*Work to be completed:* Leaving out all images, write out the records that follow exactly.

— Begin Dataset entries —

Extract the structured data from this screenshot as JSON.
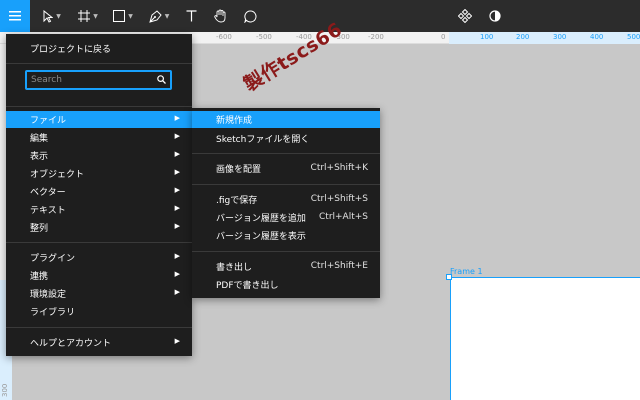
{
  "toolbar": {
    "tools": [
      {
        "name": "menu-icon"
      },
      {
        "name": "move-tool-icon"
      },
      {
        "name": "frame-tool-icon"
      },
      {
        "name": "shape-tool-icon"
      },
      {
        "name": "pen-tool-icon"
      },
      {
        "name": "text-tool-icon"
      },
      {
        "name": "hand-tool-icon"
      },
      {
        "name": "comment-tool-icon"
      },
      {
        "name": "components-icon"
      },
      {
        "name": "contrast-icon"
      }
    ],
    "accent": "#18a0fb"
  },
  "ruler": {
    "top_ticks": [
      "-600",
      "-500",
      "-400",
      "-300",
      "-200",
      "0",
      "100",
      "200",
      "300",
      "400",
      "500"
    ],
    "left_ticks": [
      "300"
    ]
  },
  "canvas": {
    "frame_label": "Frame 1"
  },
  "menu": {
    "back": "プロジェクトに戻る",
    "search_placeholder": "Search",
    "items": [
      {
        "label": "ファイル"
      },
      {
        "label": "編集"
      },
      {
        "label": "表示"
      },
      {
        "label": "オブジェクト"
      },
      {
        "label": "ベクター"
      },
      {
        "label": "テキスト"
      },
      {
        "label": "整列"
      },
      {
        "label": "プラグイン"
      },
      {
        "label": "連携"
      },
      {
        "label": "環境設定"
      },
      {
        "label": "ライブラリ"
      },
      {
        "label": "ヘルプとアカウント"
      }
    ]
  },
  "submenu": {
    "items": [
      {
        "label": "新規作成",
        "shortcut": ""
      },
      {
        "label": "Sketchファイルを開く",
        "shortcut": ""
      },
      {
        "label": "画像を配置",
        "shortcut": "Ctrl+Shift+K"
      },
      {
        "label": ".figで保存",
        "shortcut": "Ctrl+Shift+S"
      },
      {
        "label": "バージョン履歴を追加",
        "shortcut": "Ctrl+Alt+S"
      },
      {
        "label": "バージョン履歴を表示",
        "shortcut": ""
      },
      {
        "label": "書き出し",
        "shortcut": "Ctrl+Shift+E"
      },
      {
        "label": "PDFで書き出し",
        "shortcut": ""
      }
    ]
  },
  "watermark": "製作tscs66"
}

— End Dataset entries —

*Solution below:*
Extract the structured data from this screenshot as JSON.
{
  "toolbar": {
    "tools": [
      {
        "name": "menu-icon"
      },
      {
        "name": "move-tool-icon"
      },
      {
        "name": "frame-tool-icon"
      },
      {
        "name": "shape-tool-icon"
      },
      {
        "name": "pen-tool-icon"
      },
      {
        "name": "text-tool-icon"
      },
      {
        "name": "hand-tool-icon"
      },
      {
        "name": "comment-tool-icon"
      },
      {
        "name": "components-icon"
      },
      {
        "name": "contrast-icon"
      }
    ],
    "accent": "#18a0fb"
  },
  "ruler": {
    "top_ticks": [
      "-600",
      "-500",
      "-400",
      "-300",
      "-200",
      "0",
      "100",
      "200",
      "300",
      "400",
      "500"
    ],
    "left_ticks": [
      "300"
    ]
  },
  "canvas": {
    "frame_label": "Frame 1"
  },
  "menu": {
    "back": "プロジェクトに戻る",
    "search_placeholder": "Search",
    "items": [
      {
        "label": "ファイル"
      },
      {
        "label": "編集"
      },
      {
        "label": "表示"
      },
      {
        "label": "オブジェクト"
      },
      {
        "label": "ベクター"
      },
      {
        "label": "テキスト"
      },
      {
        "label": "整列"
      },
      {
        "label": "プラグイン"
      },
      {
        "label": "連携"
      },
      {
        "label": "環境設定"
      },
      {
        "label": "ライブラリ"
      },
      {
        "label": "ヘルプとアカウント"
      }
    ]
  },
  "submenu": {
    "items": [
      {
        "label": "新規作成",
        "shortcut": ""
      },
      {
        "label": "Sketchファイルを開く",
        "shortcut": ""
      },
      {
        "label": "画像を配置",
        "shortcut": "Ctrl+Shift+K"
      },
      {
        "label": ".figで保存",
        "shortcut": "Ctrl+Shift+S"
      },
      {
        "label": "バージョン履歴を追加",
        "shortcut": "Ctrl+Alt+S"
      },
      {
        "label": "バージョン履歴を表示",
        "shortcut": ""
      },
      {
        "label": "書き出し",
        "shortcut": "Ctrl+Shift+E"
      },
      {
        "label": "PDFで書き出し",
        "shortcut": ""
      }
    ]
  },
  "watermark": "製作tscs66"
}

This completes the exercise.